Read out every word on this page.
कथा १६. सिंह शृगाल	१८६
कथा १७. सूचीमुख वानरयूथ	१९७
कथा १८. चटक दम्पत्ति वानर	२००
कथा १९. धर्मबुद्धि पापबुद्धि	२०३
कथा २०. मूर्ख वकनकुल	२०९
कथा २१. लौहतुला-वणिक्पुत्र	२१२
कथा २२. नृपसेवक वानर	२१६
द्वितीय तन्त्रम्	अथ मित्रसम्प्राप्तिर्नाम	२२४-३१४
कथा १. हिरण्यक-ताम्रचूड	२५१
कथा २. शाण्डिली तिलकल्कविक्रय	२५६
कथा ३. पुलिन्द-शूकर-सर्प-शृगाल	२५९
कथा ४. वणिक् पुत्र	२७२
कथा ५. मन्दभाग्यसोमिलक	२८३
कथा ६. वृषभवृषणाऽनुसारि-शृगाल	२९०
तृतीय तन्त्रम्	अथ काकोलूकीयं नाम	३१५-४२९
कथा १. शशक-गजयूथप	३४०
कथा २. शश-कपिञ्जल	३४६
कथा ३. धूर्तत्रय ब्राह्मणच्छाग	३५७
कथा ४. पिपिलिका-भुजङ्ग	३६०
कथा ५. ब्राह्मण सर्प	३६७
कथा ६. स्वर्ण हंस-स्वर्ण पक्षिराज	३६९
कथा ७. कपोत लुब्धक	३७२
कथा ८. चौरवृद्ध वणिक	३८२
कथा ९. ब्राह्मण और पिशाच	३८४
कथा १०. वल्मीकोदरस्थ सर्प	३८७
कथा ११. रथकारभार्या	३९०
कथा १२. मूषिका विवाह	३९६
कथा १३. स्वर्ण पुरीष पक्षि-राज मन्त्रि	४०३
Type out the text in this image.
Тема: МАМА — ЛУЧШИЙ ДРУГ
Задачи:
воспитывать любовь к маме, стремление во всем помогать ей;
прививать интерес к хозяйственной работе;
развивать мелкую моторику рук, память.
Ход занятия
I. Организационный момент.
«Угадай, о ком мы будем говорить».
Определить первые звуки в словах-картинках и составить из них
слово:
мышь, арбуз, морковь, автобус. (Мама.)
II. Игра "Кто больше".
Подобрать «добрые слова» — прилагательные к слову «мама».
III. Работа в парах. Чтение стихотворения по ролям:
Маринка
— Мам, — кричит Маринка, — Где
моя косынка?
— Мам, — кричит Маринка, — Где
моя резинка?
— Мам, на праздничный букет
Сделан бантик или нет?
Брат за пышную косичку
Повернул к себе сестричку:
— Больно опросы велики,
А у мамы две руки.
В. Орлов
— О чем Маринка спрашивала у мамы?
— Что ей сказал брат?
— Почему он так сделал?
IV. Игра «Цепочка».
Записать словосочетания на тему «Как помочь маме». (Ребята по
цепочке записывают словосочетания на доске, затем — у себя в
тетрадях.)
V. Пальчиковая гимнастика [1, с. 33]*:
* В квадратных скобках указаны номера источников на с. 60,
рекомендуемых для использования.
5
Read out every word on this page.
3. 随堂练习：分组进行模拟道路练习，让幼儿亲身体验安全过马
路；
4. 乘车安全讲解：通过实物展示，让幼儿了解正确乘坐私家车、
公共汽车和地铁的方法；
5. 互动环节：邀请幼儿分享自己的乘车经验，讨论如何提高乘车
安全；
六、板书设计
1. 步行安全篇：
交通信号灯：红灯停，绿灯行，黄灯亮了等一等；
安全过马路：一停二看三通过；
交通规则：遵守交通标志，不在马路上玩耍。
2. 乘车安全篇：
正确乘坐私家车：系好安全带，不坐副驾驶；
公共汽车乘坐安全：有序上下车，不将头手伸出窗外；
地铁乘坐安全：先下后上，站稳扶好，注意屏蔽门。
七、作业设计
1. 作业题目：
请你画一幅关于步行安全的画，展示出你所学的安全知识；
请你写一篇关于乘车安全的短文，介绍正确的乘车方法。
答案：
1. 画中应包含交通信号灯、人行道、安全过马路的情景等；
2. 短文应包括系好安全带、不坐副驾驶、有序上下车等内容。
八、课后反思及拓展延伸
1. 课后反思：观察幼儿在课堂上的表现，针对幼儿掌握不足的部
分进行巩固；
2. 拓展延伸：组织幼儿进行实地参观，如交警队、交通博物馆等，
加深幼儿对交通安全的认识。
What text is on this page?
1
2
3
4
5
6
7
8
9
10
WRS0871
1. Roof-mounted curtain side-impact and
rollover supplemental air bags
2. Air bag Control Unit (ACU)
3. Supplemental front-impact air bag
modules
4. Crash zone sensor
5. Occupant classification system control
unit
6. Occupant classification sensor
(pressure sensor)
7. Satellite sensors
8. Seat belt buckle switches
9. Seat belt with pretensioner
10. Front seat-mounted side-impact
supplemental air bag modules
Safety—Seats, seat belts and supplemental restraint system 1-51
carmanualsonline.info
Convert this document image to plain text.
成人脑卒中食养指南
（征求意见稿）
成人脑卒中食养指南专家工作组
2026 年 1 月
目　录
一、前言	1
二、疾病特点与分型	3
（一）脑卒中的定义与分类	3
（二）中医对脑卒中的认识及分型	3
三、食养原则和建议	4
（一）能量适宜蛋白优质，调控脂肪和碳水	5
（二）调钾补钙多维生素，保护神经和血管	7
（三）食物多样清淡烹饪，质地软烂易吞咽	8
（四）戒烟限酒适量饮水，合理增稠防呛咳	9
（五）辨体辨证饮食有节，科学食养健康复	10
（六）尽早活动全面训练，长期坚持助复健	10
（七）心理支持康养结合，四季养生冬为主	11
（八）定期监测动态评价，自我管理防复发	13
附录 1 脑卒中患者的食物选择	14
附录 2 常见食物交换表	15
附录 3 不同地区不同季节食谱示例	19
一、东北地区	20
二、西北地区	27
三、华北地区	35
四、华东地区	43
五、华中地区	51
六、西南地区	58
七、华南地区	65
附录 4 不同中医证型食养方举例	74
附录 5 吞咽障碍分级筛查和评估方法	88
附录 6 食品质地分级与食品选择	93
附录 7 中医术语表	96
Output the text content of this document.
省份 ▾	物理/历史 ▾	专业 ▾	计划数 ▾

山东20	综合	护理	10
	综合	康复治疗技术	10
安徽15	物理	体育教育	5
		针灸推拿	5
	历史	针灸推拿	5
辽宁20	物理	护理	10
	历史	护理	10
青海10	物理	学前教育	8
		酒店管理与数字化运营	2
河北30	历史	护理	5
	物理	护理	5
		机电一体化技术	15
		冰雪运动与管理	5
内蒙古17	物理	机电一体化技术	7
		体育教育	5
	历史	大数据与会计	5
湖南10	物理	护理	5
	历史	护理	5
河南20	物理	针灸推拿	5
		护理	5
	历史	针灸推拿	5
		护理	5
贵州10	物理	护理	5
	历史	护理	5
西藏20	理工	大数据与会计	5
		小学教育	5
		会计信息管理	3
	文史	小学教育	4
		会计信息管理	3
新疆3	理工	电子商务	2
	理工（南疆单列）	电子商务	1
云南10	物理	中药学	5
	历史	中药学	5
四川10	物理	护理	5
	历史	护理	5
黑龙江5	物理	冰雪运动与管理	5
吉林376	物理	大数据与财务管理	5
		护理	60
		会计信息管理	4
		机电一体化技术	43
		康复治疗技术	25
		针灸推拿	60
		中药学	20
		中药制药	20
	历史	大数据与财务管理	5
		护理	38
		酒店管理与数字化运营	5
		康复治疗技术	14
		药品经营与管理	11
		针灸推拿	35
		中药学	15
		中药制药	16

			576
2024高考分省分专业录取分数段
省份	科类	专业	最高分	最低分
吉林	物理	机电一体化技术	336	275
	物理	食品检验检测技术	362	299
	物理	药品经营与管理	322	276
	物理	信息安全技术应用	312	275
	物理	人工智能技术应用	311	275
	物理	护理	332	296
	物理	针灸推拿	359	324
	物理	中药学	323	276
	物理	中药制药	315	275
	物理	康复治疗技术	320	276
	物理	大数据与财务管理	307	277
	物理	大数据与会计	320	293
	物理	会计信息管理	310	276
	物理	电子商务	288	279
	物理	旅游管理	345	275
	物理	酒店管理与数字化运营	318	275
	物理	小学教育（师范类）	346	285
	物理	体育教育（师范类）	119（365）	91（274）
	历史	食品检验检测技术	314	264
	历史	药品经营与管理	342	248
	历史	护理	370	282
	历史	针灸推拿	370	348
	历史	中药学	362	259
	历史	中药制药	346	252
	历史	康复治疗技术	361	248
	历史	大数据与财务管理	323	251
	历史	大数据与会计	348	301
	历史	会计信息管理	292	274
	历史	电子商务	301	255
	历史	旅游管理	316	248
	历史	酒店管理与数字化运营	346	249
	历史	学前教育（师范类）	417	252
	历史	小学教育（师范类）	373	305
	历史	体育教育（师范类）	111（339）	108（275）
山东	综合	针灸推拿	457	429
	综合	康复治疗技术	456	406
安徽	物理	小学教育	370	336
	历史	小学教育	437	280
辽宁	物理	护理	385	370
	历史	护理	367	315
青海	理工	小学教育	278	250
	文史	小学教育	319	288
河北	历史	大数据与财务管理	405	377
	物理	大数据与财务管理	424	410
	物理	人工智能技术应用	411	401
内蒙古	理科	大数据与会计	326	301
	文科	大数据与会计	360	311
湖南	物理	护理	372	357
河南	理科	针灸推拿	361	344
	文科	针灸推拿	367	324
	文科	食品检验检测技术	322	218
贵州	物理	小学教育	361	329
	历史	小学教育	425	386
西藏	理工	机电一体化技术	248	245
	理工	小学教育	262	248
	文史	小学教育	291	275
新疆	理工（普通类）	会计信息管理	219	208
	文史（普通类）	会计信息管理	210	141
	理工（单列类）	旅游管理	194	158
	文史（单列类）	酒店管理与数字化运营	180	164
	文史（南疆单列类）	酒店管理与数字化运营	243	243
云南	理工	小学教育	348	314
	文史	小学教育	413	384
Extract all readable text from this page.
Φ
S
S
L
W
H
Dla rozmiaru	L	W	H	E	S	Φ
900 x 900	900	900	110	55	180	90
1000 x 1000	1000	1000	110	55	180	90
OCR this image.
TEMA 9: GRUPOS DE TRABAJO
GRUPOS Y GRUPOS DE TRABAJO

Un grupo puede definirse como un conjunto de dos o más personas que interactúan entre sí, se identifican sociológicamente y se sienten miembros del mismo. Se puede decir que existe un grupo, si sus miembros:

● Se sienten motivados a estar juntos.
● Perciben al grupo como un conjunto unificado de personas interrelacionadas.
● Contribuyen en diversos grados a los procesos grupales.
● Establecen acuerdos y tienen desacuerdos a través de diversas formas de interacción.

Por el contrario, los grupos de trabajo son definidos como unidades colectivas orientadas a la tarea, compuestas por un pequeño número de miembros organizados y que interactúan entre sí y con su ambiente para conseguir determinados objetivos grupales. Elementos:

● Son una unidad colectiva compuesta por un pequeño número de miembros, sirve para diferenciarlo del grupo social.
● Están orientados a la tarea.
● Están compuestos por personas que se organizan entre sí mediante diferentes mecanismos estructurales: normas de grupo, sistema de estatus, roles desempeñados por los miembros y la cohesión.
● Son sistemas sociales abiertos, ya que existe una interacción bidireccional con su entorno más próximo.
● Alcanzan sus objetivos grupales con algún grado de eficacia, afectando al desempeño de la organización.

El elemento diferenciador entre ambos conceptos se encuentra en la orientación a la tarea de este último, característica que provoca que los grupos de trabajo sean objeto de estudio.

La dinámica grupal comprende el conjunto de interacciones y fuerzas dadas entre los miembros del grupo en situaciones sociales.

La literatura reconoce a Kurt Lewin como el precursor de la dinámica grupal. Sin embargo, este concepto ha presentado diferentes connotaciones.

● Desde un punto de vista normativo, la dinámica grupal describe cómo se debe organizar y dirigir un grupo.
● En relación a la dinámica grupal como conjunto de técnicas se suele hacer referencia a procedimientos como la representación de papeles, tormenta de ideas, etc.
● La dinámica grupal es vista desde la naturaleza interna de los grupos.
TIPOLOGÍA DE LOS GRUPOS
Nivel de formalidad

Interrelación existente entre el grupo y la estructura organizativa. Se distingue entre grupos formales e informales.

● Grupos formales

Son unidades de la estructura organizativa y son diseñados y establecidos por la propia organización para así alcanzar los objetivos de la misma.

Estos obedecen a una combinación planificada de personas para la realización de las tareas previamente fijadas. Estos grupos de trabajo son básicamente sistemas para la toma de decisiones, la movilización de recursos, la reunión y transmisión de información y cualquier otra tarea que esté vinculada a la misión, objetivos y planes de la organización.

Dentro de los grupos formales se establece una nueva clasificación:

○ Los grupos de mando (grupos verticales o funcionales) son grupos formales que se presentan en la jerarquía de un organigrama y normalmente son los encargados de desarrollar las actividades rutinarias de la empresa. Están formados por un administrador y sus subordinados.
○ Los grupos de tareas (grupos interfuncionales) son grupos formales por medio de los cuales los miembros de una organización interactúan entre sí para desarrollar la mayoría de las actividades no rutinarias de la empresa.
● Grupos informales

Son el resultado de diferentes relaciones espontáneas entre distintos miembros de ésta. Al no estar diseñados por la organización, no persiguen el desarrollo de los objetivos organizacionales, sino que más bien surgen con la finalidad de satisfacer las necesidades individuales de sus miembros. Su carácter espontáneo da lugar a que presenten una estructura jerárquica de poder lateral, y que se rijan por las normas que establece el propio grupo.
■ ■ ■ ■ ■
> Written problem
Copy every line of the listing where the word "personas" appears.

> Exercise output
Un grupo puede definirse como un conjunto de dos o más personas que interactúan entre sí, se identifican sociológicamente y se sienten miembros del mismo. Se puede decir que existe un grupo, si sus miembros:
● Perciben al grupo como un conjunto unificado de personas interrelacionadas.
● Están compuestos por personas que se organizan entre sí mediante diferentes mecanismos estructurales: normas de grupo, sistema de estatus, roles desempeñados por los miembros y la cohesión.
Estos obedecen a una combinación planificada de personas para la realización de las tareas previamente fijadas. Estos grupos de trabajo son básicamente sistemas para la toma de decisiones, la movilización de recursos, la reunión y transmisión de información y cualquier otra tarea que esté vinculada a la misión, objetivos y planes de la organización.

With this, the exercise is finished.